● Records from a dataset
::::

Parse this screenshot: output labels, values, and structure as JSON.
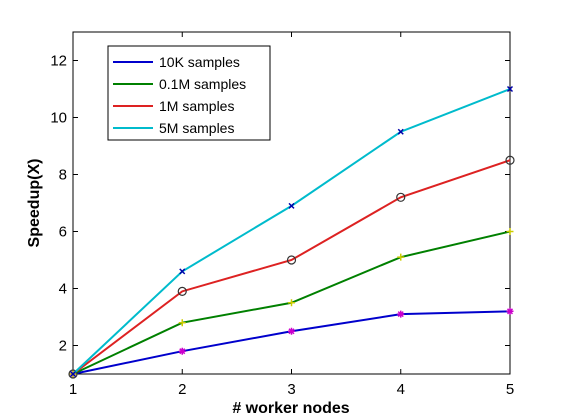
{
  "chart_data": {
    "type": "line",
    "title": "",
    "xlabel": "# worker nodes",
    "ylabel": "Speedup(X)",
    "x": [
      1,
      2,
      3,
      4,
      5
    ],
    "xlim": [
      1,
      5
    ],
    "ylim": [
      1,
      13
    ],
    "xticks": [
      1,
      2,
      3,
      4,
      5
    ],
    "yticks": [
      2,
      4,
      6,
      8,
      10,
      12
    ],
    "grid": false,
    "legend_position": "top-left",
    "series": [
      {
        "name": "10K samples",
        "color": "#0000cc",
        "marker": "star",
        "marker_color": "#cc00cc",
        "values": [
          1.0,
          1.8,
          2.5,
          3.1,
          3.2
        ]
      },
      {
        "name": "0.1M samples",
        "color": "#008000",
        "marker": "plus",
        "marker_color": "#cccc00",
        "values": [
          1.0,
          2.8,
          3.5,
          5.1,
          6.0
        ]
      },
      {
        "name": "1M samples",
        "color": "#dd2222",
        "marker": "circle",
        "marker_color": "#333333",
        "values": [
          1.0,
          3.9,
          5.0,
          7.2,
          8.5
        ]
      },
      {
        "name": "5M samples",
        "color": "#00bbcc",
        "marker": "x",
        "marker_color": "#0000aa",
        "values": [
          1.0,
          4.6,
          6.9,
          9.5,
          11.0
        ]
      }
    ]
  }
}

::::

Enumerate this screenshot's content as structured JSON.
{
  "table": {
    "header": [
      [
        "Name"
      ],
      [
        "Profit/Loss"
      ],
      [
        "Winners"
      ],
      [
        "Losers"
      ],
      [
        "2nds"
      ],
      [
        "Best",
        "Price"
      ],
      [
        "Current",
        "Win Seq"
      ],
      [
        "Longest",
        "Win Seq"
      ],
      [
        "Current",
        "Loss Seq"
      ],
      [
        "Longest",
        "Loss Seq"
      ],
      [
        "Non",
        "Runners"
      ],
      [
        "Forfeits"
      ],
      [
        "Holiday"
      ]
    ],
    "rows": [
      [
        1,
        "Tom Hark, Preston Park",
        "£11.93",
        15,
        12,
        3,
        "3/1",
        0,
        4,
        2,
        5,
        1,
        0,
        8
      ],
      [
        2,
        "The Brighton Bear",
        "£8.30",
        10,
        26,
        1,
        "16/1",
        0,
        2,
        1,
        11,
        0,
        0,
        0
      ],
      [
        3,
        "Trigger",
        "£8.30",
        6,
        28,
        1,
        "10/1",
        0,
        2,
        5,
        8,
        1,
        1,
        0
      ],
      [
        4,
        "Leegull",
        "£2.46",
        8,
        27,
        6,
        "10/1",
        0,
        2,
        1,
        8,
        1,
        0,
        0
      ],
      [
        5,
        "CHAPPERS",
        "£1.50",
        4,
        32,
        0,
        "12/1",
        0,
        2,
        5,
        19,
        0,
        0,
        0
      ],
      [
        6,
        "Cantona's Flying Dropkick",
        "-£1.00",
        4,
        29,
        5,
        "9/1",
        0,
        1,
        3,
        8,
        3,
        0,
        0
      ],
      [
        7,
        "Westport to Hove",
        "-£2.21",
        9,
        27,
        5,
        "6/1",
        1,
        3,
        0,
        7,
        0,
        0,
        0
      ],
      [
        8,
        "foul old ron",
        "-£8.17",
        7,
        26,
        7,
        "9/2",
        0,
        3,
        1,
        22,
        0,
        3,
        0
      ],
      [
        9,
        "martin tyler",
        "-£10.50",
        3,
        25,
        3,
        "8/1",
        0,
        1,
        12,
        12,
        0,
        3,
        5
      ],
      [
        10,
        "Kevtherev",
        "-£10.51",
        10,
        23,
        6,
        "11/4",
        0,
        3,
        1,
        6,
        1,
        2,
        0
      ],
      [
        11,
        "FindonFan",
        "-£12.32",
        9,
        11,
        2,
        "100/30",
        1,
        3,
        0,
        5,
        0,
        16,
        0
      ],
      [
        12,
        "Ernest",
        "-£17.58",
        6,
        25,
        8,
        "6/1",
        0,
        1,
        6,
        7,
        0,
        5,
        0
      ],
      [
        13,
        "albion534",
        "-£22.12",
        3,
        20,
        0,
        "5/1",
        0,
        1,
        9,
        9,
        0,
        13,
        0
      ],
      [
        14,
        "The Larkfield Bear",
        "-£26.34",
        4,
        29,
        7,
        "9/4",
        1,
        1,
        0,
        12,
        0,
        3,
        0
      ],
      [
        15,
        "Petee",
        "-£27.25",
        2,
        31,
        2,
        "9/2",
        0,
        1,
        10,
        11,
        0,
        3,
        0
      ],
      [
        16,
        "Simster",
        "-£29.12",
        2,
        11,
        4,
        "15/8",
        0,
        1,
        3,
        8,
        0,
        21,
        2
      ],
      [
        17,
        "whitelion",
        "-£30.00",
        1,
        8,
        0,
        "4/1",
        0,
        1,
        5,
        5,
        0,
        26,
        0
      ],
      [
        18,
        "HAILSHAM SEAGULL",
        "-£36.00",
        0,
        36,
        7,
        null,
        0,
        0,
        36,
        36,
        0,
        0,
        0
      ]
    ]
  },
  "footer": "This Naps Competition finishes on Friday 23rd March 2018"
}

::::

● TASK REQUIREMENTS
In the records, locate each line holding the string "Bear" and copy it.

● FINAL RESULT
        "The Brighton Bear",
        "The Larkfield Bear",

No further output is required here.